Biz possui um tipo de sangue raro, O com RH positivo, além de ter outros marcadores específicos no sangue. Na genotipagem dos alelos de grupos sanguíneos foi constatado que ele tinha os fenótipos C/ e/ Kell/ Jkª negativos e que se recebesse a transfusão de sangue com fenótipos positivos desses alelos poderia ocorrer hemólise (destruição) dos glóbulos vermelhos. “Minha esposa é médica hematologista e havia uma única bolsa disponível com essa tipagem sanguínea aqui em Londrina. Recebi essa transfusão, mas como não tinha mais sangue compatível com o meu aqui na cidade, ela sugeriu a remoção para outro lugar. Fui transferido já entubado
para São Paulo, no HCor. Lá recebi mais sete bolsas de sangue”, destacou, dizendo que ficou internado lá 37 dias.

“Minha família é de Meleiro (SC) e foi avisada pelos médicos de lá que o prognóstico era ruim. Meus pais ligavam para o hospital duas vezes por dia e recebiam a informação que o meu caso não ia evoluir bem. Eu recebia drogas para manter a pressão, mas eu apresentava problemas de coagulação. Tive de fazer hemodiálise e tive problemas no fígado e no pâncreas. Também tive choque séptico e fui submetido à hidrólise para manter a pressão. Foi a pior coisa pela qual passei na minha vida", afirmou.

Segundo ele, seu perfil sempre foi o de uma pessoa saudável. “A única comorbidade que tinha era o fato de ter sido operado para remover um câncer de próstata. Não sou obeso e até então não tomava remédio para coisa alguma”, destacou o médico.

▸ **LISTAGEM DE DADOS**
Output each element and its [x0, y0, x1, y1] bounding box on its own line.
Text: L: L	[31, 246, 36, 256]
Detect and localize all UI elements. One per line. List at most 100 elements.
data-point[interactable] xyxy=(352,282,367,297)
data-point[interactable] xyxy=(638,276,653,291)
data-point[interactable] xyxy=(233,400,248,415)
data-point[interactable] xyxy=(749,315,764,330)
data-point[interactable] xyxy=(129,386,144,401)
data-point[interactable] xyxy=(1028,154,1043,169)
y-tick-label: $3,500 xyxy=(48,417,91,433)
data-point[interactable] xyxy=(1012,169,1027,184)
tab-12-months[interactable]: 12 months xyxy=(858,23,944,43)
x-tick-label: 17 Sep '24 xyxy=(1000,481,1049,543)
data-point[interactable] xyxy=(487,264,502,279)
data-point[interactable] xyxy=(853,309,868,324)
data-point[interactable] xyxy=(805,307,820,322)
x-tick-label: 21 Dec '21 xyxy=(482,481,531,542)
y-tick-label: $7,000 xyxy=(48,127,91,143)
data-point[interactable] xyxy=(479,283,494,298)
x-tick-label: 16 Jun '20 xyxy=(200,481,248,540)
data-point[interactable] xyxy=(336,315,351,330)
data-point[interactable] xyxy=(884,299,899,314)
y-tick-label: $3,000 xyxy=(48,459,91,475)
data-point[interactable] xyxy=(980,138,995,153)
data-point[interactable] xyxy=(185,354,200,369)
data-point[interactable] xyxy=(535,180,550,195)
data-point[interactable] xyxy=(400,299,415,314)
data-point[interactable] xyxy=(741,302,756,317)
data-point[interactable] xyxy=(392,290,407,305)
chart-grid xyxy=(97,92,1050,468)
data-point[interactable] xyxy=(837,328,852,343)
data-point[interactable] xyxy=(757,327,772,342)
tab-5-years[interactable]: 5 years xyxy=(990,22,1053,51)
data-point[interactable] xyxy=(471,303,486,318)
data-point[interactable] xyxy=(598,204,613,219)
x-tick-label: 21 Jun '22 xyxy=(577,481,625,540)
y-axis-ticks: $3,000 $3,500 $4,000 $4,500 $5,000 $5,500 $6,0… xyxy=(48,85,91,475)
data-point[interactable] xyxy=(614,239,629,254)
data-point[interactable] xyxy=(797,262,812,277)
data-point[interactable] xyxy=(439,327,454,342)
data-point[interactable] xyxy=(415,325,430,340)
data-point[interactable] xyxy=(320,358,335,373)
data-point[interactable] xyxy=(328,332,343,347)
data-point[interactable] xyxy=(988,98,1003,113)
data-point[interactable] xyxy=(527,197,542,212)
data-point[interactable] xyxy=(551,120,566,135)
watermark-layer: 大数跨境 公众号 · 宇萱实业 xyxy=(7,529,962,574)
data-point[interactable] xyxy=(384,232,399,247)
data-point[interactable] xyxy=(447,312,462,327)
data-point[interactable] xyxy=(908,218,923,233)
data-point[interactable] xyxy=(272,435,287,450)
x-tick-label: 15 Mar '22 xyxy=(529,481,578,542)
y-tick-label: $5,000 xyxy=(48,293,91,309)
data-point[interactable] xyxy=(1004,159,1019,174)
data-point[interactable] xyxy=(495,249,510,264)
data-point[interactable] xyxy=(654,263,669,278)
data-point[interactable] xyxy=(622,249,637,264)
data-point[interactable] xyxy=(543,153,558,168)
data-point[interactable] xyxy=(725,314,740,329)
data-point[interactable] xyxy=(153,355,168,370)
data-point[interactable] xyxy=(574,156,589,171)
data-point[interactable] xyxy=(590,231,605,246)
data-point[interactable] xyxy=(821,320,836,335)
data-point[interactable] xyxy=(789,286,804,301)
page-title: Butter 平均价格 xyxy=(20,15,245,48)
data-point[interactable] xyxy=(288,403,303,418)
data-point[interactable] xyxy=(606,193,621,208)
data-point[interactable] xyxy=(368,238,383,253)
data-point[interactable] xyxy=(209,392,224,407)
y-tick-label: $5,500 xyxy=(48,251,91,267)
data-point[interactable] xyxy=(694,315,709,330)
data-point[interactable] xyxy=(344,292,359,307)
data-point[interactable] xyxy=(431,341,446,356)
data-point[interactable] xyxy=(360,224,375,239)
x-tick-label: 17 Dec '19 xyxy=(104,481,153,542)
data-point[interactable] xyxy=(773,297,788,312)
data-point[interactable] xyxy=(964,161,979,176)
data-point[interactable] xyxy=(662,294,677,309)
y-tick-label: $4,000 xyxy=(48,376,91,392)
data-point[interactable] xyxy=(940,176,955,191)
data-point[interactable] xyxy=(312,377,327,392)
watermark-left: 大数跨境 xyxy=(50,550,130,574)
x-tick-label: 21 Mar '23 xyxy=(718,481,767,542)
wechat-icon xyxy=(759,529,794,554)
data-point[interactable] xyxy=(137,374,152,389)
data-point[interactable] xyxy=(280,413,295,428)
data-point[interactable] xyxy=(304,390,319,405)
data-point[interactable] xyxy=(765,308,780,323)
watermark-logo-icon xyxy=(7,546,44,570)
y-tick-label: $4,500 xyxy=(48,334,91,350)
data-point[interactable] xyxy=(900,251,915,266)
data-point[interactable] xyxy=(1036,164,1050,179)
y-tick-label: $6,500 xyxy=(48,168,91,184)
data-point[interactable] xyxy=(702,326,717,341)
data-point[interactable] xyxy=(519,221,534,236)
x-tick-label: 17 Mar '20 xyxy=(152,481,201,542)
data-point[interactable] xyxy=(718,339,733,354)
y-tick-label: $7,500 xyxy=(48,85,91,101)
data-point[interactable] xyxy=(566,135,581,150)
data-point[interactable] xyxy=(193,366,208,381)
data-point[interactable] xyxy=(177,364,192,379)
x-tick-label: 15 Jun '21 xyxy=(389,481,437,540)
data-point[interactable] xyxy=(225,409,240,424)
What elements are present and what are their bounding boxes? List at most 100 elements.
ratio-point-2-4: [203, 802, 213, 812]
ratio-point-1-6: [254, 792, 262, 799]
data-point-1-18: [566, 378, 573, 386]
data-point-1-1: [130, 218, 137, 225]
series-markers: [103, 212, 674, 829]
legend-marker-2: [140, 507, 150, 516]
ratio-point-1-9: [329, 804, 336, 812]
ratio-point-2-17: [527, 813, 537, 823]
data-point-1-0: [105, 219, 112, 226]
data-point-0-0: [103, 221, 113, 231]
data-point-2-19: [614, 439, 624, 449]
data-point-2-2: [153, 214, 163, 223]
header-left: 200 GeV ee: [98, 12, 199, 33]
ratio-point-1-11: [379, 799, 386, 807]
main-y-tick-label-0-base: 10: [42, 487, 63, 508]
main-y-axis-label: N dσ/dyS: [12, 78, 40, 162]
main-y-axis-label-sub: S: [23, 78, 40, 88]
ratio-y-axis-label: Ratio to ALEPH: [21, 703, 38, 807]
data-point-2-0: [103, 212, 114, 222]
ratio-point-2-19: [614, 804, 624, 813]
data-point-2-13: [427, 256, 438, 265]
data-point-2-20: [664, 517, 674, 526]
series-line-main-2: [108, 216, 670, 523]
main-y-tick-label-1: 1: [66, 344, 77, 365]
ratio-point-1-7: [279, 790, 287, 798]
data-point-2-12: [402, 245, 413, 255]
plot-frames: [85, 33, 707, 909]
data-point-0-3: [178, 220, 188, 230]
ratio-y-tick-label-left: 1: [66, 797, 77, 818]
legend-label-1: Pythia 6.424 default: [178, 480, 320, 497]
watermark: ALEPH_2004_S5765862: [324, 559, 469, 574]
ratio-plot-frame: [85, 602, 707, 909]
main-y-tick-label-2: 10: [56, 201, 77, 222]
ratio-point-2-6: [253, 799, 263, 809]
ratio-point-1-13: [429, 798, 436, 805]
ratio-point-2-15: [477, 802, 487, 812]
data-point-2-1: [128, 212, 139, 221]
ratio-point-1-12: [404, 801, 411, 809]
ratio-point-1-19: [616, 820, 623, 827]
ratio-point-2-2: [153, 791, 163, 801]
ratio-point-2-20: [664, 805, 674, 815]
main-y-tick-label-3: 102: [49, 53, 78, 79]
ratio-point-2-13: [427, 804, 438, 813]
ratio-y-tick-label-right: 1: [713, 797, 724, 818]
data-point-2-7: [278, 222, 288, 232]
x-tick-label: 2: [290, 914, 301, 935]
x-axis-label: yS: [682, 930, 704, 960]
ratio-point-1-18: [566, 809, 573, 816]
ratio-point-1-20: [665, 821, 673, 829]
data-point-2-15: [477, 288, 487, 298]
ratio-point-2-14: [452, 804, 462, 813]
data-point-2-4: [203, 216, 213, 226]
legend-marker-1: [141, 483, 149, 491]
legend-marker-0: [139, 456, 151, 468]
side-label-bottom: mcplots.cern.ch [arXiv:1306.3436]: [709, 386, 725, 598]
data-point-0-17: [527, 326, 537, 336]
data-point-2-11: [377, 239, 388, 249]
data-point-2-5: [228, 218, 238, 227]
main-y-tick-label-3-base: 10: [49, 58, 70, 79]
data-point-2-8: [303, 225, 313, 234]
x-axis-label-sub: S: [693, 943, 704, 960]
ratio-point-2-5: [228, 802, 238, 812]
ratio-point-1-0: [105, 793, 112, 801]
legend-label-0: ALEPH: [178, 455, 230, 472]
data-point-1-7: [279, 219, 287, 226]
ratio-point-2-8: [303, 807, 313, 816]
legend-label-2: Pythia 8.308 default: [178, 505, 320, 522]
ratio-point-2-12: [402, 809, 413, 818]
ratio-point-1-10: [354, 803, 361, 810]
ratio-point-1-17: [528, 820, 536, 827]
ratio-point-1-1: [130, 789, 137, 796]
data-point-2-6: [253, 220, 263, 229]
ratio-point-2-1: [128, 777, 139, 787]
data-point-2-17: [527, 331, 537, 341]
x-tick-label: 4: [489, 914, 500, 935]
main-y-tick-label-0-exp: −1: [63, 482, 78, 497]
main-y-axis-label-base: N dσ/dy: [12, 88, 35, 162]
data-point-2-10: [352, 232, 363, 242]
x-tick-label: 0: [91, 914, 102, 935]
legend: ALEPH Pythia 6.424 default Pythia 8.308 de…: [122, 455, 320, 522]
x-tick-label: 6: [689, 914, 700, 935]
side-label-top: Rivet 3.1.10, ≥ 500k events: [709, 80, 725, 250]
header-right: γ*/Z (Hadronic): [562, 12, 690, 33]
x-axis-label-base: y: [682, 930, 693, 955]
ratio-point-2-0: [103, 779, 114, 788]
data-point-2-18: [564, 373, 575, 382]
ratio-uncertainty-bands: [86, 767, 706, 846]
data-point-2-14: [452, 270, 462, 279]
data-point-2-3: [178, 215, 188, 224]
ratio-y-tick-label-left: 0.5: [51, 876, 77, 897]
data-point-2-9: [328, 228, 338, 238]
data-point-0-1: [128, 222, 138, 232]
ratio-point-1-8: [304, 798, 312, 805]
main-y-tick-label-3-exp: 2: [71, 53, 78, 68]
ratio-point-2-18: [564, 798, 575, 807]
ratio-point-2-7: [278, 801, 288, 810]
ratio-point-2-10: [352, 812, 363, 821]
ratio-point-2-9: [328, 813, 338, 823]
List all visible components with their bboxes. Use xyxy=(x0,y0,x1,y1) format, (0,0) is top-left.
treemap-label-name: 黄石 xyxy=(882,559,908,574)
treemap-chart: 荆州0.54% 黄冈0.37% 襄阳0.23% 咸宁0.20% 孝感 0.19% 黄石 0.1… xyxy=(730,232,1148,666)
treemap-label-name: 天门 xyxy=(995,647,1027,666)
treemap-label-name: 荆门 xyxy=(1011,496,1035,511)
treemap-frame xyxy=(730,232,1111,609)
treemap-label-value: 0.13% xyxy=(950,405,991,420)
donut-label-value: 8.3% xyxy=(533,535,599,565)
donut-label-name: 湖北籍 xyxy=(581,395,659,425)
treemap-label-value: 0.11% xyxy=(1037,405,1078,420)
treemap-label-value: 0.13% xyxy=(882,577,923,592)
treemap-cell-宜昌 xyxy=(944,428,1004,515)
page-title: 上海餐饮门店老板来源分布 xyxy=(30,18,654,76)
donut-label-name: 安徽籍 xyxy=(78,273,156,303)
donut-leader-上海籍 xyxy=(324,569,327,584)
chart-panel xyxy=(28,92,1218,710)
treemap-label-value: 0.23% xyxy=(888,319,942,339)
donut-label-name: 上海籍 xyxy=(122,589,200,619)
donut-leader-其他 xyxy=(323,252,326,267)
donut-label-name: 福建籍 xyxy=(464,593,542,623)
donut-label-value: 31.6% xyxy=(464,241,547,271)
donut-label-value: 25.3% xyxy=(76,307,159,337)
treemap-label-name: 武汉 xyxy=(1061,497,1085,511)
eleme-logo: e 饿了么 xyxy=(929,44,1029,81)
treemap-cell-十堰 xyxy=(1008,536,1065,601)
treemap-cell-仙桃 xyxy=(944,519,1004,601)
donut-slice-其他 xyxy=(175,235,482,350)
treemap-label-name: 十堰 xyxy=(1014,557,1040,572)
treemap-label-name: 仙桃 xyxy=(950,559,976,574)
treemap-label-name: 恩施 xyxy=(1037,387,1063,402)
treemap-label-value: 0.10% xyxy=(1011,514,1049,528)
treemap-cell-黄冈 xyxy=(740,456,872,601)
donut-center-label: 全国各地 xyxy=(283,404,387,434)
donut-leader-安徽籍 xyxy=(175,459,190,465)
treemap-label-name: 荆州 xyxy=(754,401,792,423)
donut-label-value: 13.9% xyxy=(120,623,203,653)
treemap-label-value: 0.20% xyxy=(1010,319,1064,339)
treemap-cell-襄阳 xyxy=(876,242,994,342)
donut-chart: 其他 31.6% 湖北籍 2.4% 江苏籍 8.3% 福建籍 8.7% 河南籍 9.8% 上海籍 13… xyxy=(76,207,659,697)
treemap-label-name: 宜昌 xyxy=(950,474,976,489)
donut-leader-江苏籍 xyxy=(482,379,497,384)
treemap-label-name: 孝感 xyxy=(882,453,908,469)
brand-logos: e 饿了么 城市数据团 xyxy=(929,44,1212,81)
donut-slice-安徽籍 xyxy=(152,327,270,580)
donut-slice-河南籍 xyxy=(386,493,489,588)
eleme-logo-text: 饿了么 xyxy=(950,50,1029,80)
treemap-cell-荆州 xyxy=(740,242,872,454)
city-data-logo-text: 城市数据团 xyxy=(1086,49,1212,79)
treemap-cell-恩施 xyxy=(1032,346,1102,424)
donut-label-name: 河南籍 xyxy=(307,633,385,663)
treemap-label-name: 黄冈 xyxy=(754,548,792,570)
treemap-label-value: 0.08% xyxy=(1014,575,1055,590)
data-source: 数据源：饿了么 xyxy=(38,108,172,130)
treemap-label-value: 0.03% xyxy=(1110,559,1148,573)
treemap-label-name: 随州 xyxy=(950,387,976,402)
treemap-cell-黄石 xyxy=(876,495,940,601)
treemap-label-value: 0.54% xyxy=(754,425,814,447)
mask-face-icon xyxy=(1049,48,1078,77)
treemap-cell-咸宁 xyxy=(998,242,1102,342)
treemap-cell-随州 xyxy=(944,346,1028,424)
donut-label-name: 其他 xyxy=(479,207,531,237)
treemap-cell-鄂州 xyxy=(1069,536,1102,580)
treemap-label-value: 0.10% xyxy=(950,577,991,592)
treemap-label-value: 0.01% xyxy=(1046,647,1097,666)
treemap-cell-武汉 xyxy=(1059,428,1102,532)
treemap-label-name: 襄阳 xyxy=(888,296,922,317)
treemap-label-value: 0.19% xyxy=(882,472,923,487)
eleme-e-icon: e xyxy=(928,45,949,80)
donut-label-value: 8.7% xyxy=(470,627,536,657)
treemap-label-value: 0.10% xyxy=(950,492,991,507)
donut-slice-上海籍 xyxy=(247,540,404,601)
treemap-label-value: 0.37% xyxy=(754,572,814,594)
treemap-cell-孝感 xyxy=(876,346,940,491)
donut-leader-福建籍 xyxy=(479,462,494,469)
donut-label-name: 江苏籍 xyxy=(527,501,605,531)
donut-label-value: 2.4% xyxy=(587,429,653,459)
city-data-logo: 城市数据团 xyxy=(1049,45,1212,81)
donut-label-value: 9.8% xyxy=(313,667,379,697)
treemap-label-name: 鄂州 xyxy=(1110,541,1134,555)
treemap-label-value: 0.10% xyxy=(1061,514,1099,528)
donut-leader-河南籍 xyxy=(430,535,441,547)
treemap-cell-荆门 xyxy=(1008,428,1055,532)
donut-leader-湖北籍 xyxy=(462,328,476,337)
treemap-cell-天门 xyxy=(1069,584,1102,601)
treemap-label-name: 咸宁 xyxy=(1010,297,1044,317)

▸ **TAREFA 1**
Diga se cada afirmação concorda com o texto fornecido, respondendo sim ou não e citando literalmente o trecho decisivo: (a) em Londrina havia apenas uma bolsa de sangue com a tipagem compatível; (b) em São Paulo ele recebeu mais três bolsas de sangue; (c) antes de adoecer, ele não tomava remédio algum.
▸ **TAREFA 2**
Segundo o texto fornecido, para qual hospital de São Paulo ele foi transferido?

▸ **RESPOSTA ESPERADA 1**
(a) Sim: “havia uma única bolsa disponível com essa tipagem sanguínea aqui em Londrina”.
(b) Não: “Lá recebi mais sete bolsas de sangue”.
(c) Sim: “até então não tomava remédio para coisa alguma”.

▸ **RESPOSTA ESPERADA 2**
Para o HCor.